>> begin MATERIAL
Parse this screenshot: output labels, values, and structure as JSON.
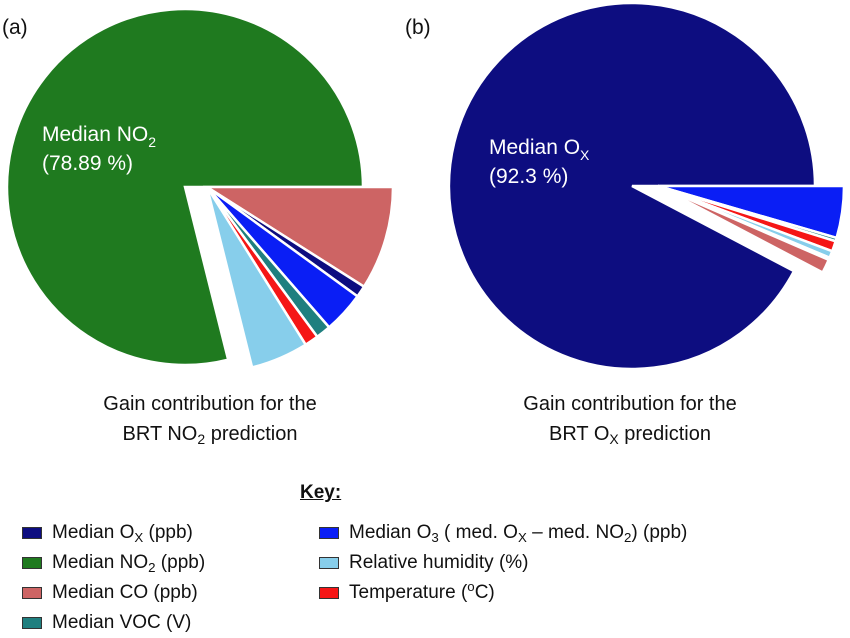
{
  "panels": [
    {
      "label": "(a)",
      "caption_line1": "Gain contribution for the",
      "caption_line2_pre": "BRT NO",
      "caption_line2_sub": "2",
      "caption_line2_post": " prediction",
      "center_label": "Median  NO",
      "center_label_sub": "2",
      "center_value": "(78.89 %)"
    },
    {
      "label": "(b)",
      "caption_line1": "Gain contribution for the",
      "caption_line2_pre": "BRT O",
      "caption_line2_sub": "X",
      "caption_line2_post": " prediction",
      "center_label": "Median  O",
      "center_label_sub": "X",
      "center_value": "(92.3 %)"
    }
  ],
  "key": {
    "title": "Key:",
    "items": [
      {
        "id": "ox",
        "pre": "Median O",
        "sub": "X",
        "post": " (ppb)",
        "color": "#0d0d80"
      },
      {
        "id": "no2",
        "pre": "Median NO",
        "sub": "2",
        "post": " (ppb)",
        "color": "#1f7a1f"
      },
      {
        "id": "co",
        "pre": "Median CO (ppb)",
        "color": "#cd6464"
      },
      {
        "id": "voc",
        "pre": "Median VOC (V)",
        "color": "#1f7f7f"
      },
      {
        "id": "o3",
        "pre": "Median O",
        "sub": "3",
        "post": " ( med. O",
        "sub2": "X",
        "post2": " – med. NO",
        "sub3": "2",
        "post3": ") (ppb)",
        "color": "#0a1ef5"
      },
      {
        "id": "rh",
        "pre": "Relative humidity (%)",
        "color": "#87ceeb"
      },
      {
        "id": "temp",
        "pre": "Temperature (",
        "sup": "o",
        "post": "C)",
        "color": "#f51616"
      }
    ]
  },
  "chart_data": [
    {
      "type": "pie",
      "title": "Gain contribution for the BRT NO2 prediction",
      "slices": [
        {
          "name": "Median NO2 (ppb)",
          "value": 78.89,
          "color": "#1f7a1f",
          "exploded": false
        },
        {
          "name": "Median CO (ppb)",
          "value": 9.0,
          "color": "#cd6464",
          "exploded": true
        },
        {
          "name": "Median Ox (ppb)",
          "value": 1.0,
          "color": "#0d0d80",
          "exploded": true
        },
        {
          "name": "Median O3 (ppb)",
          "value": 3.6,
          "color": "#0a1ef5",
          "exploded": true
        },
        {
          "name": "Median VOC (V)",
          "value": 1.3,
          "color": "#1f7f7f",
          "exploded": true
        },
        {
          "name": "Temperature (oC)",
          "value": 1.2,
          "color": "#f51616",
          "exploded": true
        },
        {
          "name": "Relative humidity (%)",
          "value": 5.0,
          "color": "#87ceeb",
          "exploded": true
        }
      ]
    },
    {
      "type": "pie",
      "title": "Gain contribution for the BRT Ox prediction",
      "slices": [
        {
          "name": "Median Ox (ppb)",
          "value": 92.3,
          "color": "#0d0d80",
          "exploded": false
        },
        {
          "name": "Median O3 (ppb)",
          "value": 4.5,
          "color": "#0a1ef5",
          "exploded": true
        },
        {
          "name": "Median VOC (V)",
          "value": 0.3,
          "color": "#1f7f7f",
          "exploded": true
        },
        {
          "name": "Temperature (oC)",
          "value": 0.9,
          "color": "#f51616",
          "exploded": true
        },
        {
          "name": "Relative humidity (%)",
          "value": 0.6,
          "color": "#87ceeb",
          "exploded": true
        },
        {
          "name": "Median NO2 (ppb)",
          "value": 0.2,
          "color": "#1f7a1f",
          "exploded": true
        },
        {
          "name": "Median CO (ppb)",
          "value": 1.2,
          "color": "#cd6464",
          "exploded": true
        }
      ]
    }
  ]
}
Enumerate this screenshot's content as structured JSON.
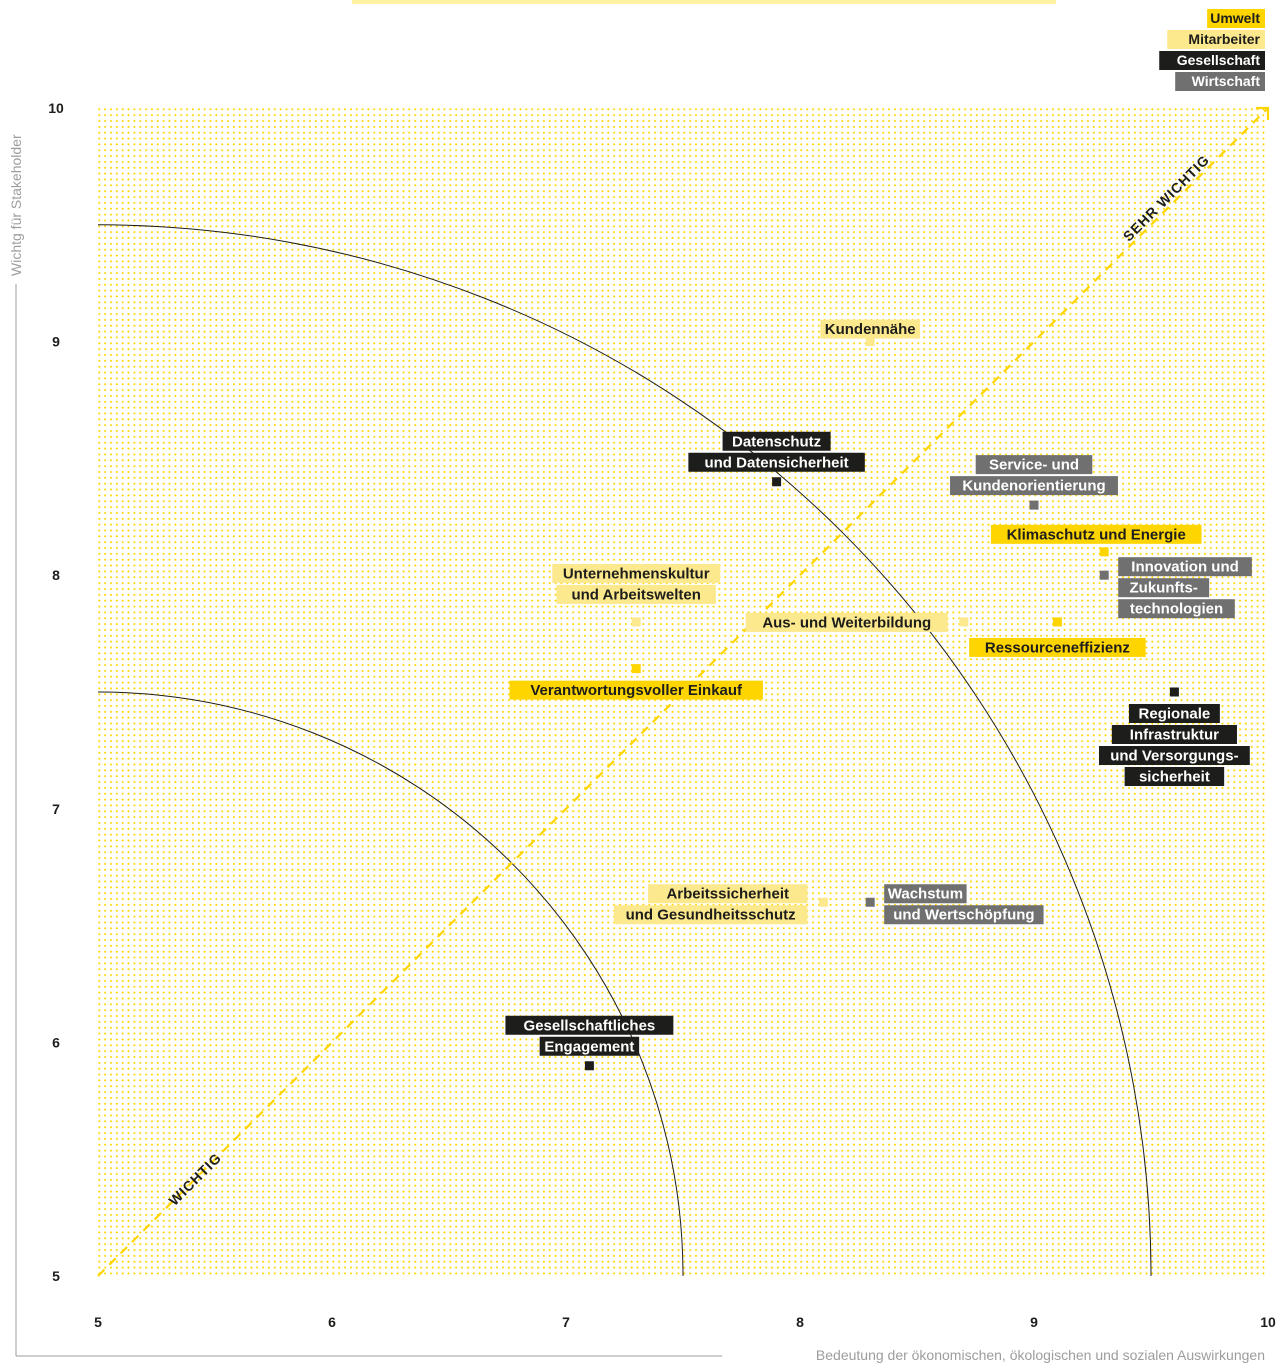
>> end MATERIAL
WORK REQUIRED ▸
Across the material above, how many lines include the string "Gain"? Only the number is wanted.

REPLY ▸
4